►

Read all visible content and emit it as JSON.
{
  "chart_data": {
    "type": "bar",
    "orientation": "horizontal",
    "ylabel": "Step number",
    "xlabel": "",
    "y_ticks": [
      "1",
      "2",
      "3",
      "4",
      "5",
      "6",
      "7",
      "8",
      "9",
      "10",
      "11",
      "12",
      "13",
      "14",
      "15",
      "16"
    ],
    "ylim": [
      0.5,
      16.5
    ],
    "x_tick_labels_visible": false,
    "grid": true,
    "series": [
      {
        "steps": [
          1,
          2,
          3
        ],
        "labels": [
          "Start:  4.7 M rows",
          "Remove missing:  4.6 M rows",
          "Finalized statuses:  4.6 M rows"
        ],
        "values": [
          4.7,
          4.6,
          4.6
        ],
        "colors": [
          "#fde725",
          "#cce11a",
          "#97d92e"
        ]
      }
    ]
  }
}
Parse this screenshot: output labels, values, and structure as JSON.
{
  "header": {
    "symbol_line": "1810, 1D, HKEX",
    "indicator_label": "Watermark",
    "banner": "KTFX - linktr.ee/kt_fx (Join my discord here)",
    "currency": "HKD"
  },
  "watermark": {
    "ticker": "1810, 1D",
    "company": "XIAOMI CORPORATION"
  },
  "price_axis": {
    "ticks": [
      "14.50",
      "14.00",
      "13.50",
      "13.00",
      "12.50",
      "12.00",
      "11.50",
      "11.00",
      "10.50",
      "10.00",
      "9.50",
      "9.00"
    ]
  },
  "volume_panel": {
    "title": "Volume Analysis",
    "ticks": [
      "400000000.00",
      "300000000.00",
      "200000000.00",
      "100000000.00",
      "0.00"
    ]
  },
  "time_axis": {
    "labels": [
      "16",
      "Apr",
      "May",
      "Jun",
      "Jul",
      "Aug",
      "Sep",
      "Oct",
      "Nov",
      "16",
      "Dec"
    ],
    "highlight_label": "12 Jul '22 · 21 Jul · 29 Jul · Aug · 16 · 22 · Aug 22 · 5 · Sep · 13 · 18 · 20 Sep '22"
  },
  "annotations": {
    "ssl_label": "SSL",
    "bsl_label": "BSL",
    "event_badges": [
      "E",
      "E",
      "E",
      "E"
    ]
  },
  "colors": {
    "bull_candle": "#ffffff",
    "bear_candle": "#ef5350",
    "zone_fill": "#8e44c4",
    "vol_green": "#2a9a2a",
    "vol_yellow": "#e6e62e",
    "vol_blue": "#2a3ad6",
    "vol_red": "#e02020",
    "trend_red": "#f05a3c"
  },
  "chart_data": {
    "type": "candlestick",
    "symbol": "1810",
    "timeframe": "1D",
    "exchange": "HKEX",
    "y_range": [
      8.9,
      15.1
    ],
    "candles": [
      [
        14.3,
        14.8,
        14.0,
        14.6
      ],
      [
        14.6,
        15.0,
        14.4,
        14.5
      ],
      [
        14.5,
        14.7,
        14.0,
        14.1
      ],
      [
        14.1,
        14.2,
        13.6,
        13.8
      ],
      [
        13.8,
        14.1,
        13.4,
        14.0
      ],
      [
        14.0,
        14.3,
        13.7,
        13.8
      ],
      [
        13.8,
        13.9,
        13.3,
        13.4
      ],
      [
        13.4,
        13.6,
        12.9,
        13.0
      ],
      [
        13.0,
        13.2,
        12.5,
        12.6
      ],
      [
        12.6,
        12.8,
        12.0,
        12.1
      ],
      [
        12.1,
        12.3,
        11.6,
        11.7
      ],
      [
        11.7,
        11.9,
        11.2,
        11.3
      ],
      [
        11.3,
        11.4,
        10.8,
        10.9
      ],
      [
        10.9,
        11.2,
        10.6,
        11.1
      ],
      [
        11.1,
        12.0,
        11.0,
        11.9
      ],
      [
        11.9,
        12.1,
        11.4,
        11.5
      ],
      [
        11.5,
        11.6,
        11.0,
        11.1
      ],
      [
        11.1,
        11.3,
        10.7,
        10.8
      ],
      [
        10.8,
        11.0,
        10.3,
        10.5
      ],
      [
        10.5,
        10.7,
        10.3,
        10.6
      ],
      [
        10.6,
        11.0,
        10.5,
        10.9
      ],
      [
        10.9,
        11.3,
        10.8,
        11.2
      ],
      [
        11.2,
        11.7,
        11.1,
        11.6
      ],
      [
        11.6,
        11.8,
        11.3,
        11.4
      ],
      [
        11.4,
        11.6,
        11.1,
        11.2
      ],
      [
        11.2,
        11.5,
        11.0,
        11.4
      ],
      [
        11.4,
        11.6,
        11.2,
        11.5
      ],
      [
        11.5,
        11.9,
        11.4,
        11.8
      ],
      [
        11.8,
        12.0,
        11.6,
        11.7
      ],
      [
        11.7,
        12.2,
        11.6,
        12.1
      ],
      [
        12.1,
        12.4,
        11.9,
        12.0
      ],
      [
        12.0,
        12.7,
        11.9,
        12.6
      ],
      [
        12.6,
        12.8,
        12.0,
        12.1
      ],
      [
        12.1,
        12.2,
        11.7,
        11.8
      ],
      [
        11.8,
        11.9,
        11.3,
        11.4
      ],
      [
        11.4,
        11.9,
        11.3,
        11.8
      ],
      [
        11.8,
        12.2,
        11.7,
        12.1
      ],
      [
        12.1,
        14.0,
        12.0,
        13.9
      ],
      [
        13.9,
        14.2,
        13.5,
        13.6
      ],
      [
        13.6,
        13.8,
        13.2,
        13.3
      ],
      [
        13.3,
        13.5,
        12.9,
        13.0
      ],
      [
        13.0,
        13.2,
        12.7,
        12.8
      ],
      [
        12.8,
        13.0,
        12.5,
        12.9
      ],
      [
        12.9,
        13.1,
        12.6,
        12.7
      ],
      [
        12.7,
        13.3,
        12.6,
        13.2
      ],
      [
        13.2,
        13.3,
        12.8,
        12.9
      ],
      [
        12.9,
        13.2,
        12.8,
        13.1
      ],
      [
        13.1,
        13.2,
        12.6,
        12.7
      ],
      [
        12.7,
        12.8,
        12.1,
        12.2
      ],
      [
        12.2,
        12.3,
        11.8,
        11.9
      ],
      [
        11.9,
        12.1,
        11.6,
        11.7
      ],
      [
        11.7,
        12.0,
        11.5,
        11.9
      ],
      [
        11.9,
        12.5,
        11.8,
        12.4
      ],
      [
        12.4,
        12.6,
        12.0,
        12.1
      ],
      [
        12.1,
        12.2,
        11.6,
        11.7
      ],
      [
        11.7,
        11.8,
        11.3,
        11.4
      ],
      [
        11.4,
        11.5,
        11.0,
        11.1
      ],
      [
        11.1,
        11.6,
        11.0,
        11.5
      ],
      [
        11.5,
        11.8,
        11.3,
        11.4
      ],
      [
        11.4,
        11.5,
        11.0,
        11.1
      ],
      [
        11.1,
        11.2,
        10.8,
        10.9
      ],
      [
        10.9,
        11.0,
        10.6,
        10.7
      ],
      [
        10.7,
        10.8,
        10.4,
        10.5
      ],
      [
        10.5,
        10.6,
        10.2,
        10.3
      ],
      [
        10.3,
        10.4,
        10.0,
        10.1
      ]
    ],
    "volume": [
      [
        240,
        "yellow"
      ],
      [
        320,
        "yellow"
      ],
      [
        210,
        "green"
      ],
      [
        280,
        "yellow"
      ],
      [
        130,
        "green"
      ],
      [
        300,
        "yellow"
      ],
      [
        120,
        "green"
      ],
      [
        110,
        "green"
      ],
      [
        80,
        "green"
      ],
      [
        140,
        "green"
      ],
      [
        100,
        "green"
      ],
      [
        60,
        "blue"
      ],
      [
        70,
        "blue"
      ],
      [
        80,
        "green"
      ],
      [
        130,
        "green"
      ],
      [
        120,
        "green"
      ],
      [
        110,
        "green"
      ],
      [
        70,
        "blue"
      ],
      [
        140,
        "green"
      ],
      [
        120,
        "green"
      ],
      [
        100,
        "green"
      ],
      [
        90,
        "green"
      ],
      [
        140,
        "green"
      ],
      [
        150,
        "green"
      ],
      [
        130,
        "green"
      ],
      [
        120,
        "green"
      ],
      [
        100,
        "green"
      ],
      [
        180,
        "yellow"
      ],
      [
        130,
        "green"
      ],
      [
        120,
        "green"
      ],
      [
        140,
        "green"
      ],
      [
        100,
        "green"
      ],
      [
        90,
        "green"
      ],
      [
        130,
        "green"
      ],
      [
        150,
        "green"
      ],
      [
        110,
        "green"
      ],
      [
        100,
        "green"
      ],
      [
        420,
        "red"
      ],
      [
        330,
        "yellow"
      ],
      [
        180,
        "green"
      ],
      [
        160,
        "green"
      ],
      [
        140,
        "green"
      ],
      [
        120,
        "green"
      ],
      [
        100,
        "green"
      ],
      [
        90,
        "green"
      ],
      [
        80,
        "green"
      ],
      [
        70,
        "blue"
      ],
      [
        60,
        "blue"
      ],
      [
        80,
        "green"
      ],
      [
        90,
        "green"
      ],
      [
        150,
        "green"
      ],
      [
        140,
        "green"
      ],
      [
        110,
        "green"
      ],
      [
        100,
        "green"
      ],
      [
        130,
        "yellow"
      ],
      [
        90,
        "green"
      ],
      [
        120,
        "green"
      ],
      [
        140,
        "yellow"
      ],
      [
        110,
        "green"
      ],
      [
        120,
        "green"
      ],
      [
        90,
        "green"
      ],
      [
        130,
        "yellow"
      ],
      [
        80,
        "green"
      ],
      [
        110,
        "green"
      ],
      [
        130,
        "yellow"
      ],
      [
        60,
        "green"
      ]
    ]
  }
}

◄

Lines of the listing that contain the word "HKEX" are to be counted; report only their number.

# Output for this task
2